#### Materials provided
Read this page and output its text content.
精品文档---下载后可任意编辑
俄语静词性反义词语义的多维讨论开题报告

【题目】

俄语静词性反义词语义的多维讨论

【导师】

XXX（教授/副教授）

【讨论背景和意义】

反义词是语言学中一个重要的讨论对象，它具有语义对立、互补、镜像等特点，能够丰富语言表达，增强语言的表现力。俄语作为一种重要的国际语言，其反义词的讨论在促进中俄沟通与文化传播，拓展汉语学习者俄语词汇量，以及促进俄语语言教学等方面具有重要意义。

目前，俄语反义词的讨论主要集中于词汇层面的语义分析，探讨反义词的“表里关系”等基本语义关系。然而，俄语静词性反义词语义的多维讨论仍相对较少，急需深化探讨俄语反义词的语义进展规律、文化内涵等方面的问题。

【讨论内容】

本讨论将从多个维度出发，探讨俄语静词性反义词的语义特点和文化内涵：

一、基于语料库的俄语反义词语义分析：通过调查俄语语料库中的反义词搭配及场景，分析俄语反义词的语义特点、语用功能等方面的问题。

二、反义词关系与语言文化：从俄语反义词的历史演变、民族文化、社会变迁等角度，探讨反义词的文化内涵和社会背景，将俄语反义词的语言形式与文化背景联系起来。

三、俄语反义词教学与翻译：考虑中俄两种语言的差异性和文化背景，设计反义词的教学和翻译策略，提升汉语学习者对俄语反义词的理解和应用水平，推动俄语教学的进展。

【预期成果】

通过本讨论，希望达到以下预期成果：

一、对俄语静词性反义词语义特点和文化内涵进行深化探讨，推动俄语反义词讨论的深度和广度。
########
Retype every record above exactly as written.

Written solution:
Read this page and output its text content.
精品文档---下载后可任意编辑
俄语静词性反义词语义的多维讨论开题报告

【题目】

俄语静词性反义词语义的多维讨论

【导师】

XXX（教授/副教授）

【讨论背景和意义】

反义词是语言学中一个重要的讨论对象，它具有语义对立、互补、镜像等特点，能够丰富语言表达，增强语言的表现力。俄语作为一种重要的国际语言，其反义词的讨论在促进中俄沟通与文化传播，拓展汉语学习者俄语词汇量，以及促进俄语语言教学等方面具有重要意义。

目前，俄语反义词的讨论主要集中于词汇层面的语义分析，探讨反义词的“表里关系”等基本语义关系。然而，俄语静词性反义词语义的多维讨论仍相对较少，急需深化探讨俄语反义词的语义进展规律、文化内涵等方面的问题。

【讨论内容】

本讨论将从多个维度出发，探讨俄语静词性反义词的语义特点和文化内涵：

一、基于语料库的俄语反义词语义分析：通过调查俄语语料库中的反义词搭配及场景，分析俄语反义词的语义特点、语用功能等方面的问题。

二、反义词关系与语言文化：从俄语反义词的历史演变、民族文化、社会变迁等角度，探讨反义词的文化内涵和社会背景，将俄语反义词的语言形式与文化背景联系起来。

三、俄语反义词教学与翻译：考虑中俄两种语言的差异性和文化背景，设计反义词的教学和翻译策略，提升汉语学习者对俄语反义词的理解和应用水平，推动俄语教学的进展。

【预期成果】

通过本讨论，希望达到以下预期成果：

一、对俄语静词性反义词语义特点和文化内涵进行深化探讨，推动俄语反义词讨论的深度和广度。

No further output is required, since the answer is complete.